##### Given records #####
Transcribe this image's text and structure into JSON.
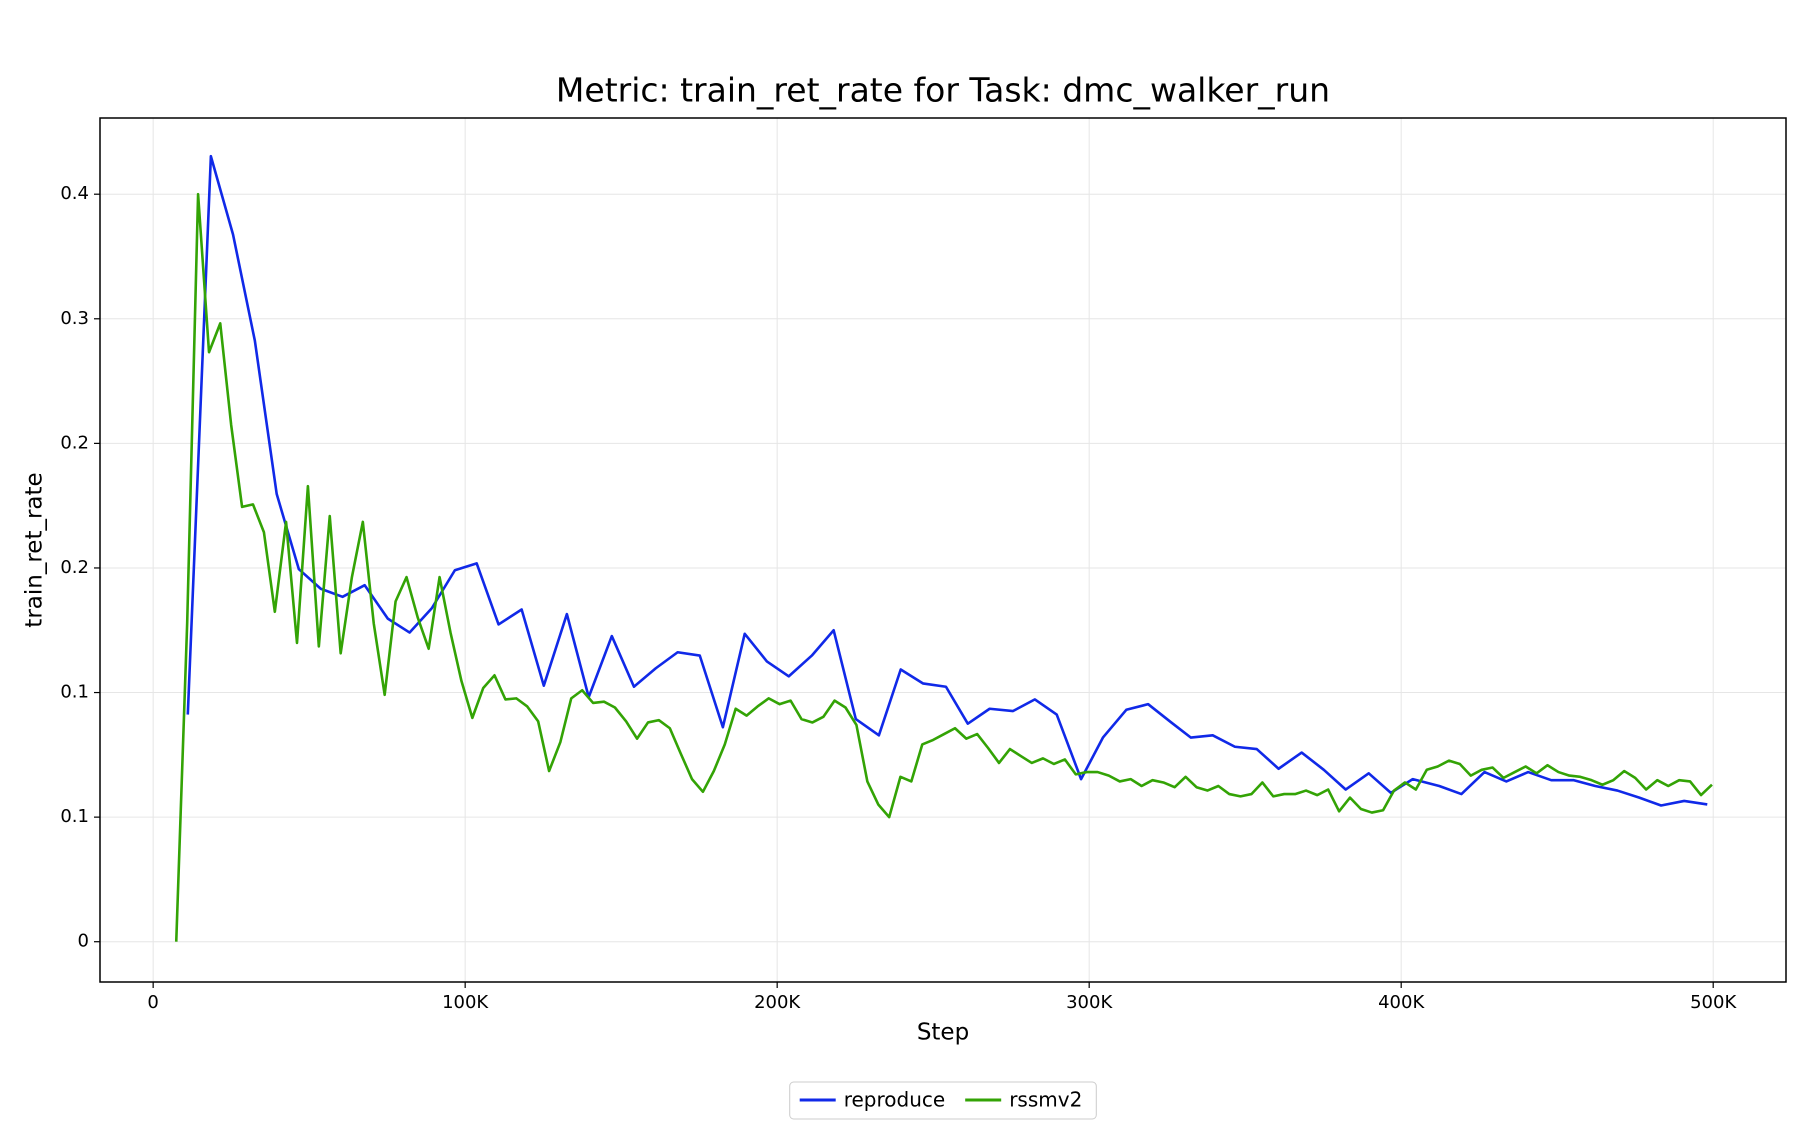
{
  "chart_data": {
    "type": "line",
    "title": "Metric: train_ret_rate for Task: dmc_walker_run",
    "x_label": "Step",
    "y_label": "train_ret_rate",
    "xlim": [
      -17037,
      523333
    ],
    "ylim": [
      -0.0194,
      0.3967
    ],
    "xticks": [
      0,
      {
        "value": 100000,
        "label": "100K"
      },
      {
        "value": 200000,
        "label": "200K"
      },
      {
        "value": 300000,
        "label": "300K"
      },
      {
        "value": 400000,
        "label": "400K"
      },
      {
        "value": 500000,
        "label": "500K"
      }
    ],
    "yticks": [
      0,
      {
        "value": 0.06,
        "label": "0.1"
      },
      {
        "value": 0.12,
        "label": "0.1"
      },
      {
        "value": 0.18,
        "label": "0.2"
      },
      {
        "value": 0.24,
        "label": "0.2"
      },
      {
        "value": 0.3,
        "label": "0.3"
      },
      {
        "value": 0.36,
        "label": "0.4"
      }
    ],
    "grid": true,
    "legend": "bottom",
    "series": [
      {
        "name": "reproduce",
        "color": "#1029e8",
        "x": [
          11100,
          18500,
          25600,
          32600,
          39600,
          46700,
          53700,
          60700,
          67800,
          75200,
          82200,
          89300,
          96700,
          103700,
          110700,
          118100,
          125200,
          132600,
          139600,
          147000,
          154100,
          161100,
          168100,
          175200,
          182600,
          189600,
          196700,
          203700,
          211100,
          218100,
          225200,
          232600,
          239600,
          246700,
          254100,
          261100,
          268100,
          275600,
          282600,
          289600,
          297400,
          304400,
          311900,
          318900,
          326300,
          332600,
          339600,
          346700,
          353700,
          360700,
          368100,
          375200,
          382200,
          389600,
          396700,
          403700,
          412200,
          419300,
          426700,
          433700,
          440700,
          448100,
          455200,
          462200,
          469300,
          476300,
          483300,
          490700,
          498100
        ],
        "values": [
          0.1094,
          0.3783,
          0.3406,
          0.2894,
          0.2156,
          0.1794,
          0.17,
          0.1661,
          0.1717,
          0.1556,
          0.1489,
          0.1606,
          0.1789,
          0.1822,
          0.1528,
          0.16,
          0.1233,
          0.1578,
          0.1178,
          0.1472,
          0.1228,
          0.1317,
          0.1394,
          0.1378,
          0.1033,
          0.1483,
          0.135,
          0.1278,
          0.1378,
          0.15,
          0.1072,
          0.0994,
          0.1311,
          0.1244,
          0.1228,
          0.105,
          0.1122,
          0.1111,
          0.1167,
          0.1094,
          0.0783,
          0.0983,
          0.1117,
          0.1144,
          0.1056,
          0.0983,
          0.0994,
          0.0939,
          0.0928,
          0.0833,
          0.0911,
          0.0828,
          0.0733,
          0.0811,
          0.0717,
          0.0783,
          0.075,
          0.0711,
          0.0817,
          0.0772,
          0.0817,
          0.0778,
          0.0778,
          0.075,
          0.0728,
          0.0694,
          0.0656,
          0.0678,
          0.0661
        ]
      },
      {
        "name": "rssmv2",
        "color": "#33a305",
        "x": [
          7400,
          10900,
          14400,
          17900,
          21500,
          25000,
          28500,
          32000,
          35500,
          39000,
          42600,
          46100,
          49600,
          53100,
          56600,
          60100,
          63700,
          67200,
          70700,
          74200,
          77700,
          81200,
          84800,
          88300,
          91800,
          95300,
          98800,
          102300,
          105800,
          109400,
          112900,
          116400,
          119900,
          123400,
          126900,
          130500,
          134000,
          137500,
          141000,
          144500,
          148000,
          151600,
          155100,
          158600,
          162100,
          165600,
          169100,
          172700,
          176200,
          179700,
          183200,
          186700,
          190200,
          193700,
          197300,
          200800,
          204300,
          207800,
          211300,
          214800,
          218400,
          221900,
          225400,
          228900,
          232400,
          235900,
          239500,
          243000,
          246500,
          250000,
          253500,
          257000,
          260600,
          264100,
          267600,
          271100,
          274600,
          278100,
          281600,
          285200,
          288700,
          292200,
          295700,
          299200,
          302700,
          306300,
          309800,
          313300,
          316800,
          320300,
          323800,
          327400,
          330900,
          334400,
          337900,
          341400,
          344900,
          348500,
          352000,
          355500,
          359000,
          362500,
          366000,
          369500,
          373100,
          376600,
          380100,
          383600,
          387100,
          390600,
          394200,
          397700,
          401200,
          404700,
          408200,
          411700,
          415300,
          418800,
          422300,
          425800,
          429300,
          432800,
          436400,
          439900,
          443400,
          446900,
          450400,
          453900,
          457400,
          461000,
          464500,
          468000,
          471500,
          475000,
          478500,
          482100,
          485600,
          489100,
          492600,
          496100,
          499600
        ],
        "values": [
          0,
          0.1533,
          0.36,
          0.2839,
          0.2978,
          0.2489,
          0.2094,
          0.2106,
          0.1972,
          0.1589,
          0.2022,
          0.1439,
          0.2194,
          0.1422,
          0.205,
          0.1389,
          0.1756,
          0.2022,
          0.1533,
          0.1189,
          0.1639,
          0.1756,
          0.1561,
          0.1411,
          0.1756,
          0.1489,
          0.1256,
          0.1078,
          0.1222,
          0.1283,
          0.1167,
          0.1172,
          0.1133,
          0.1061,
          0.0822,
          0.0961,
          0.1172,
          0.1211,
          0.115,
          0.1156,
          0.1128,
          0.1061,
          0.0978,
          0.1056,
          0.1067,
          0.1028,
          0.0906,
          0.0783,
          0.0722,
          0.0822,
          0.095,
          0.1122,
          0.1089,
          0.1133,
          0.1172,
          0.1144,
          0.1161,
          0.1072,
          0.1056,
          0.1083,
          0.1161,
          0.1128,
          0.1044,
          0.0772,
          0.0661,
          0.06,
          0.0794,
          0.0772,
          0.095,
          0.0972,
          0.1,
          0.1028,
          0.0978,
          0.1,
          0.0933,
          0.0861,
          0.0928,
          0.0894,
          0.0861,
          0.0883,
          0.0856,
          0.0878,
          0.0806,
          0.0817,
          0.0817,
          0.08,
          0.0772,
          0.0783,
          0.075,
          0.0778,
          0.0767,
          0.0744,
          0.0794,
          0.0744,
          0.0728,
          0.075,
          0.0711,
          0.07,
          0.0711,
          0.0767,
          0.07,
          0.0711,
          0.0711,
          0.0728,
          0.0706,
          0.0733,
          0.0628,
          0.0694,
          0.0639,
          0.0622,
          0.0633,
          0.0728,
          0.0767,
          0.0733,
          0.0828,
          0.0844,
          0.0872,
          0.0856,
          0.08,
          0.0828,
          0.0839,
          0.0789,
          0.0817,
          0.0844,
          0.0811,
          0.085,
          0.0817,
          0.08,
          0.0794,
          0.0778,
          0.0756,
          0.0778,
          0.0822,
          0.0789,
          0.0733,
          0.0778,
          0.075,
          0.0778,
          0.0772,
          0.0706,
          0.0756
        ]
      }
    ]
  }
}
#####
Your copy should hold every record word for word and none of the pictures.

# [Task result]
Transcribe this image's text and structure into JSON.
{
  "chart_data": {
    "type": "line",
    "title": "Metric: train_ret_rate for Task: dmc_walker_run",
    "x_label": "Step",
    "y_label": "train_ret_rate",
    "xlim": [
      -17037,
      523333
    ],
    "ylim": [
      -0.0194,
      0.3967
    ],
    "xticks": [
      0,
      {
        "value": 100000,
        "label": "100K"
      },
      {
        "value": 200000,
        "label": "200K"
      },
      {
        "value": 300000,
        "label": "300K"
      },
      {
        "value": 400000,
        "label": "400K"
      },
      {
        "value": 500000,
        "label": "500K"
      }
    ],
    "yticks": [
      0,
      {
        "value": 0.06,
        "label": "0.1"
      },
      {
        "value": 0.12,
        "label": "0.1"
      },
      {
        "value": 0.18,
        "label": "0.2"
      },
      {
        "value": 0.24,
        "label": "0.2"
      },
      {
        "value": 0.3,
        "label": "0.3"
      },
      {
        "value": 0.36,
        "label": "0.4"
      }
    ],
    "grid": true,
    "legend": "bottom",
    "series": [
      {
        "name": "reproduce",
        "color": "#1029e8",
        "x": [
          11100,
          18500,
          25600,
          32600,
          39600,
          46700,
          53700,
          60700,
          67800,
          75200,
          82200,
          89300,
          96700,
          103700,
          110700,
          118100,
          125200,
          132600,
          139600,
          147000,
          154100,
          161100,
          168100,
          175200,
          182600,
          189600,
          196700,
          203700,
          211100,
          218100,
          225200,
          232600,
          239600,
          246700,
          254100,
          261100,
          268100,
          275600,
          282600,
          289600,
          297400,
          304400,
          311900,
          318900,
          326300,
          332600,
          339600,
          346700,
          353700,
          360700,
          368100,
          375200,
          382200,
          389600,
          396700,
          403700,
          412200,
          419300,
          426700,
          433700,
          440700,
          448100,
          455200,
          462200,
          469300,
          476300,
          483300,
          490700,
          498100
        ],
        "values": [
          0.1094,
          0.3783,
          0.3406,
          0.2894,
          0.2156,
          0.1794,
          0.17,
          0.1661,
          0.1717,
          0.1556,
          0.1489,
          0.1606,
          0.1789,
          0.1822,
          0.1528,
          0.16,
          0.1233,
          0.1578,
          0.1178,
          0.1472,
          0.1228,
          0.1317,
          0.1394,
          0.1378,
          0.1033,
          0.1483,
          0.135,
          0.1278,
          0.1378,
          0.15,
          0.1072,
          0.0994,
          0.1311,
          0.1244,
          0.1228,
          0.105,
          0.1122,
          0.1111,
          0.1167,
          0.1094,
          0.0783,
          0.0983,
          0.1117,
          0.1144,
          0.1056,
          0.0983,
          0.0994,
          0.0939,
          0.0928,
          0.0833,
          0.0911,
          0.0828,
          0.0733,
          0.0811,
          0.0717,
          0.0783,
          0.075,
          0.0711,
          0.0817,
          0.0772,
          0.0817,
          0.0778,
          0.0778,
          0.075,
          0.0728,
          0.0694,
          0.0656,
          0.0678,
          0.0661
        ]
      },
      {
        "name": "rssmv2",
        "color": "#33a305",
        "x": [
          7400,
          10900,
          14400,
          17900,
          21500,
          25000,
          28500,
          32000,
          35500,
          39000,
          42600,
          46100,
          49600,
          53100,
          56600,
          60100,
          63700,
          67200,
          70700,
          74200,
          77700,
          81200,
          84800,
          88300,
          91800,
          95300,
          98800,
          102300,
          105800,
          109400,
          112900,
          116400,
          119900,
          123400,
          126900,
          130500,
          134000,
          137500,
          141000,
          144500,
          148000,
          151600,
          155100,
          158600,
          162100,
          165600,
          169100,
          172700,
          176200,
          179700,
          183200,
          186700,
          190200,
          193700,
          197300,
          200800,
          204300,
          207800,
          211300,
          214800,
          218400,
          221900,
          225400,
          228900,
          232400,
          235900,
          239500,
          243000,
          246500,
          250000,
          253500,
          257000,
          260600,
          264100,
          267600,
          271100,
          274600,
          278100,
          281600,
          285200,
          288700,
          292200,
          295700,
          299200,
          302700,
          306300,
          309800,
          313300,
          316800,
          320300,
          323800,
          327400,
          330900,
          334400,
          337900,
          341400,
          344900,
          348500,
          352000,
          355500,
          359000,
          362500,
          366000,
          369500,
          373100,
          376600,
          380100,
          383600,
          387100,
          390600,
          394200,
          397700,
          401200,
          404700,
          408200,
          411700,
          415300,
          418800,
          422300,
          425800,
          429300,
          432800,
          436400,
          439900,
          443400,
          446900,
          450400,
          453900,
          457400,
          461000,
          464500,
          468000,
          471500,
          475000,
          478500,
          482100,
          485600,
          489100,
          492600,
          496100,
          499600
        ],
        "values": [
          0,
          0.1533,
          0.36,
          0.2839,
          0.2978,
          0.2489,
          0.2094,
          0.2106,
          0.1972,
          0.1589,
          0.2022,
          0.1439,
          0.2194,
          0.1422,
          0.205,
          0.1389,
          0.1756,
          0.2022,
          0.1533,
          0.1189,
          0.1639,
          0.1756,
          0.1561,
          0.1411,
          0.1756,
          0.1489,
          0.1256,
          0.1078,
          0.1222,
          0.1283,
          0.1167,
          0.1172,
          0.1133,
          0.1061,
          0.0822,
          0.0961,
          0.1172,
          0.1211,
          0.115,
          0.1156,
          0.1128,
          0.1061,
          0.0978,
          0.1056,
          0.1067,
          0.1028,
          0.0906,
          0.0783,
          0.0722,
          0.0822,
          0.095,
          0.1122,
          0.1089,
          0.1133,
          0.1172,
          0.1144,
          0.1161,
          0.1072,
          0.1056,
          0.1083,
          0.1161,
          0.1128,
          0.1044,
          0.0772,
          0.0661,
          0.06,
          0.0794,
          0.0772,
          0.095,
          0.0972,
          0.1,
          0.1028,
          0.0978,
          0.1,
          0.0933,
          0.0861,
          0.0928,
          0.0894,
          0.0861,
          0.0883,
          0.0856,
          0.0878,
          0.0806,
          0.0817,
          0.0817,
          0.08,
          0.0772,
          0.0783,
          0.075,
          0.0778,
          0.0767,
          0.0744,
          0.0794,
          0.0744,
          0.0728,
          0.075,
          0.0711,
          0.07,
          0.0711,
          0.0767,
          0.07,
          0.0711,
          0.0711,
          0.0728,
          0.0706,
          0.0733,
          0.0628,
          0.0694,
          0.0639,
          0.0622,
          0.0633,
          0.0728,
          0.0767,
          0.0733,
          0.0828,
          0.0844,
          0.0872,
          0.0856,
          0.08,
          0.0828,
          0.0839,
          0.0789,
          0.0817,
          0.0844,
          0.0811,
          0.085,
          0.0817,
          0.08,
          0.0794,
          0.0778,
          0.0756,
          0.0778,
          0.0822,
          0.0789,
          0.0733,
          0.0778,
          0.075,
          0.0778,
          0.0772,
          0.0706,
          0.0756
        ]
      }
    ]
  }
}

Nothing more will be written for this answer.